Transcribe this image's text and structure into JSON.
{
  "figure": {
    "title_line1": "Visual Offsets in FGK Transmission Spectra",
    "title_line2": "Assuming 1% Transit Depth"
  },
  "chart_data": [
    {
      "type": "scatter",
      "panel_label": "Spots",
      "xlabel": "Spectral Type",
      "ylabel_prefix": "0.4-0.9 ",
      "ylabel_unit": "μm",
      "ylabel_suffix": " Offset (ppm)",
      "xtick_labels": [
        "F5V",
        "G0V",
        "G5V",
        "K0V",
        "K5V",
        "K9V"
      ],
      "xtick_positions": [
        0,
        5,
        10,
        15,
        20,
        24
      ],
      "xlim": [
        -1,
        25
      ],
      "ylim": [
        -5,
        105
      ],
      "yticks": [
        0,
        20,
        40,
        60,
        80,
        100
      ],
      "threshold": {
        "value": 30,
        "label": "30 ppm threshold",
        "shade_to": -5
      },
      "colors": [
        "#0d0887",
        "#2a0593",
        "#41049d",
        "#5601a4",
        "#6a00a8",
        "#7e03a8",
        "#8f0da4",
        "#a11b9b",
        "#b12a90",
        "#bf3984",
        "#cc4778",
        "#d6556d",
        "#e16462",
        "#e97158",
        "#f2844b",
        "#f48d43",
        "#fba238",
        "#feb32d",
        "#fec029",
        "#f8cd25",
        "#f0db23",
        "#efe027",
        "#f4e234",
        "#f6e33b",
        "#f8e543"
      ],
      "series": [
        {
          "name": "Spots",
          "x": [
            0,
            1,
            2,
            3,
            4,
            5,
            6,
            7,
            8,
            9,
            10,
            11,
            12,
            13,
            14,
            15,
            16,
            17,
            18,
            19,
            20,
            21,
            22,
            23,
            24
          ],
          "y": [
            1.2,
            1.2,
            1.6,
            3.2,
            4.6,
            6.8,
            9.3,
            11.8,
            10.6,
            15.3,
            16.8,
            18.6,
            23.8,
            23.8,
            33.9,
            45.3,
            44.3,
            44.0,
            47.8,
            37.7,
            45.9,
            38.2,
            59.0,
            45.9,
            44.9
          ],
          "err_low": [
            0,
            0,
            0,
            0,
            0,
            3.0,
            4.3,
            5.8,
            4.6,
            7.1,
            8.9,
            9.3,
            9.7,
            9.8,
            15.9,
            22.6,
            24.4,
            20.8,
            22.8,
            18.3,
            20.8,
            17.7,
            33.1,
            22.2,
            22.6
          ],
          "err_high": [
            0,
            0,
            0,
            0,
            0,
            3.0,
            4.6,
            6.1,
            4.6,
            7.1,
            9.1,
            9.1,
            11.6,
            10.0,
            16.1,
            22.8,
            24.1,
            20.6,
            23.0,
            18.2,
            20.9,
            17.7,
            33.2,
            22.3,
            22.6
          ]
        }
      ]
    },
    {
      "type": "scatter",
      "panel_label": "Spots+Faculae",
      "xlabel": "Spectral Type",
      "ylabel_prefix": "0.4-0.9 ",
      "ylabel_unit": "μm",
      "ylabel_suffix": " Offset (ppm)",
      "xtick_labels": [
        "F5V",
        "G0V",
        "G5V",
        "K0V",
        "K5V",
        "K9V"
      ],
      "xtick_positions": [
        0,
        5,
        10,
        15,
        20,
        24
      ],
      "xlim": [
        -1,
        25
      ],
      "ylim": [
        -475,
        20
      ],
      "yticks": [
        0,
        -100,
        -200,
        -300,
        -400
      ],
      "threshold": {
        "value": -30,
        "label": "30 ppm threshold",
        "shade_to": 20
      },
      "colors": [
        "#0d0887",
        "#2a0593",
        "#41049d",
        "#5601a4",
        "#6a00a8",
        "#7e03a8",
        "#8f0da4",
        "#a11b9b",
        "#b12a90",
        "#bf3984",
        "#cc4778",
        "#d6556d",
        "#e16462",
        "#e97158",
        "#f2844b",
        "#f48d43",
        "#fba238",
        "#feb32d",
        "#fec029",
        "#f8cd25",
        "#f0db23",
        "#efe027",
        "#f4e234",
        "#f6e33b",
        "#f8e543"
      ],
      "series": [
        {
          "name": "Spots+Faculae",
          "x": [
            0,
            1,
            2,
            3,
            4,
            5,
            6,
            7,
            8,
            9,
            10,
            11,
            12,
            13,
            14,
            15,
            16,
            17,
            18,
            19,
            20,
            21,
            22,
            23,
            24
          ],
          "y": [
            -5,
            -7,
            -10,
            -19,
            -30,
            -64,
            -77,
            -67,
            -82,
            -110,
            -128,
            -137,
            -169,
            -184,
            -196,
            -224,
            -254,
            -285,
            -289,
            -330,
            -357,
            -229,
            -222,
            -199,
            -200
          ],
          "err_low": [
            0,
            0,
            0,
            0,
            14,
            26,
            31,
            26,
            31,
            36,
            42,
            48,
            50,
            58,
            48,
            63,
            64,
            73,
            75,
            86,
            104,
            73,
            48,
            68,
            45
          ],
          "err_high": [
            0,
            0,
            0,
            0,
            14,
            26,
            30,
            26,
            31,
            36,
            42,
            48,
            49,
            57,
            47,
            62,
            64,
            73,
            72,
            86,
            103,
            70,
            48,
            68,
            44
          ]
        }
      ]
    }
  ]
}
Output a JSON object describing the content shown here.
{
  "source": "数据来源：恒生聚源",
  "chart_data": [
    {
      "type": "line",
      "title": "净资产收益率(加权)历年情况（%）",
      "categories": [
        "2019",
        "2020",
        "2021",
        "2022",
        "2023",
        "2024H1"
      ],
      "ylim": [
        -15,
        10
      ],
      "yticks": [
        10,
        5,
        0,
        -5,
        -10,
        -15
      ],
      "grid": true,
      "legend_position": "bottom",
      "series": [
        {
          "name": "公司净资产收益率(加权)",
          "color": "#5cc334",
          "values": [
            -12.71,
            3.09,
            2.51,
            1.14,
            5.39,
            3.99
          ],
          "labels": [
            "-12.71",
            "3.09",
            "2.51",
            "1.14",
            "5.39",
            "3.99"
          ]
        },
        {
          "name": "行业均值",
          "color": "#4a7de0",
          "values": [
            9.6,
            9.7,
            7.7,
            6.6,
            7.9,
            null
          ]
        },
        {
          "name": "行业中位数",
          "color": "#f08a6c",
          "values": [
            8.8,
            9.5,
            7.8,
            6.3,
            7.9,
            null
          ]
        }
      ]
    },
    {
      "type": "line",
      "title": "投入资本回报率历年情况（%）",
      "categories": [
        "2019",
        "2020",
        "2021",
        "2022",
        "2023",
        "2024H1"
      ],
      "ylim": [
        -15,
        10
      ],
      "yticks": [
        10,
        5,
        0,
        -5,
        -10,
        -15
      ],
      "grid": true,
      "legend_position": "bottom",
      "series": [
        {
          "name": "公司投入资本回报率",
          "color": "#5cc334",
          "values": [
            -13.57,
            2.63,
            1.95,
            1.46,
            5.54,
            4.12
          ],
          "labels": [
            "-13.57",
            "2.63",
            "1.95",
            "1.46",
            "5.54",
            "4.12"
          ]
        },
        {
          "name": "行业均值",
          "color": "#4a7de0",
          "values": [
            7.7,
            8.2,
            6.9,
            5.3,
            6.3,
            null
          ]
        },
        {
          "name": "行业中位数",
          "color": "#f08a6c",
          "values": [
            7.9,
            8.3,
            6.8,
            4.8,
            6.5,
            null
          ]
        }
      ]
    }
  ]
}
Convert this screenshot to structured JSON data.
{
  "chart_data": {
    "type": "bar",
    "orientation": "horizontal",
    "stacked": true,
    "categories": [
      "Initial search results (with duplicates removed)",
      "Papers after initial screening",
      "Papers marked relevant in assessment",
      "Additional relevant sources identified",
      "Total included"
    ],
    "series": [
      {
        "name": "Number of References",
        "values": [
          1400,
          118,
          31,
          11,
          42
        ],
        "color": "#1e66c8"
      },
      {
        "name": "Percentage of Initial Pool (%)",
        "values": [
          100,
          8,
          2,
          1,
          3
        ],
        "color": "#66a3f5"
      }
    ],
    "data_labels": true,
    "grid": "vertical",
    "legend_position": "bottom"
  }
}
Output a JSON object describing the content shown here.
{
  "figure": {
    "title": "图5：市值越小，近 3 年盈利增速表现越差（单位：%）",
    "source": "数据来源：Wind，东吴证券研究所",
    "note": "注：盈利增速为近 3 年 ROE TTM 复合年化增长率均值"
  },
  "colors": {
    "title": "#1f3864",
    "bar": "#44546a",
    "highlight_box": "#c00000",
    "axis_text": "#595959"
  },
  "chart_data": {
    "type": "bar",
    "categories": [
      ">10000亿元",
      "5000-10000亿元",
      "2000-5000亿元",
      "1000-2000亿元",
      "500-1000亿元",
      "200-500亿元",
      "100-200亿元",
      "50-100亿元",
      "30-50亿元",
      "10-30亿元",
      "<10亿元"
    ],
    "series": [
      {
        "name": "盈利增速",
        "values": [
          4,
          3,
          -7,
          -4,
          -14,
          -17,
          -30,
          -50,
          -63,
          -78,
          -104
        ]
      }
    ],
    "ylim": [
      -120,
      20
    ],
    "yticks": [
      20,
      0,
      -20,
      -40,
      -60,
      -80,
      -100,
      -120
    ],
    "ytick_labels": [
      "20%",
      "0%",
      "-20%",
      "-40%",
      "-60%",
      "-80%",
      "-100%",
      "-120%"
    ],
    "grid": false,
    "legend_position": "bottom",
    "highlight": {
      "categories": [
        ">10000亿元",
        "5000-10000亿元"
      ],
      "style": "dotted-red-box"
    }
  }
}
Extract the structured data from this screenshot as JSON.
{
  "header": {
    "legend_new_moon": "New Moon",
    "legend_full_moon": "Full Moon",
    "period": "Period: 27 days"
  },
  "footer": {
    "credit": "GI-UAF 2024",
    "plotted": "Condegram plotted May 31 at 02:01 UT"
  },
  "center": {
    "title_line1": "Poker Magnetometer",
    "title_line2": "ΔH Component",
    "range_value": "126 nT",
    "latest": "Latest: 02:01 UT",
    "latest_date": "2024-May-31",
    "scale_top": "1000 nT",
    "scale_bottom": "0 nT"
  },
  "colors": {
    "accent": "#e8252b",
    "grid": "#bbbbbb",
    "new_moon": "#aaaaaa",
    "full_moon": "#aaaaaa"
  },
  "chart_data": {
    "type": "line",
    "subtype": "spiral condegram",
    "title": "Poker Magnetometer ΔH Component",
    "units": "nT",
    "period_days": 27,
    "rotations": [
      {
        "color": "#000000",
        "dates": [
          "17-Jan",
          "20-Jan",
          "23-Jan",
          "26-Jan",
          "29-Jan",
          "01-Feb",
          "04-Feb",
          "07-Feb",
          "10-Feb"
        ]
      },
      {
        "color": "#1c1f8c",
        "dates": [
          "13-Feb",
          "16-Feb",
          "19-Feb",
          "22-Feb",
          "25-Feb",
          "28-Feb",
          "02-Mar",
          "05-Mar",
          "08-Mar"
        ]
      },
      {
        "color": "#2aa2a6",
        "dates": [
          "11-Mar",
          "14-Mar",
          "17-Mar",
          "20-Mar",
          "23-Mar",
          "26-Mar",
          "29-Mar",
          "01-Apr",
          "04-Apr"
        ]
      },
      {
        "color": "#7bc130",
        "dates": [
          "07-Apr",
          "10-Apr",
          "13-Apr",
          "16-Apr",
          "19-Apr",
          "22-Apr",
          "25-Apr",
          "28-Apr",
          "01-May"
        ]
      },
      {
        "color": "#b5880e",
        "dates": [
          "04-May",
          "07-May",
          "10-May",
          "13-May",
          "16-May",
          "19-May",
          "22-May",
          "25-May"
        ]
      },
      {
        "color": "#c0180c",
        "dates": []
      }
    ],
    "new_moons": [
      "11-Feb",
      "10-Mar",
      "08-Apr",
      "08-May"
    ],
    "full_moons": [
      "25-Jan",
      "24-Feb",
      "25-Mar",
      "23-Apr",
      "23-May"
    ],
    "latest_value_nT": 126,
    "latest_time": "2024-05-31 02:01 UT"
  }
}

::::::::::

- _STATED GOAL_: Pull out all lines containing the word "Papers" from the entries above.

- _EXERCISE RESPONSE_:
      "Papers after initial screening",
      "Papers marked relevant in assessment",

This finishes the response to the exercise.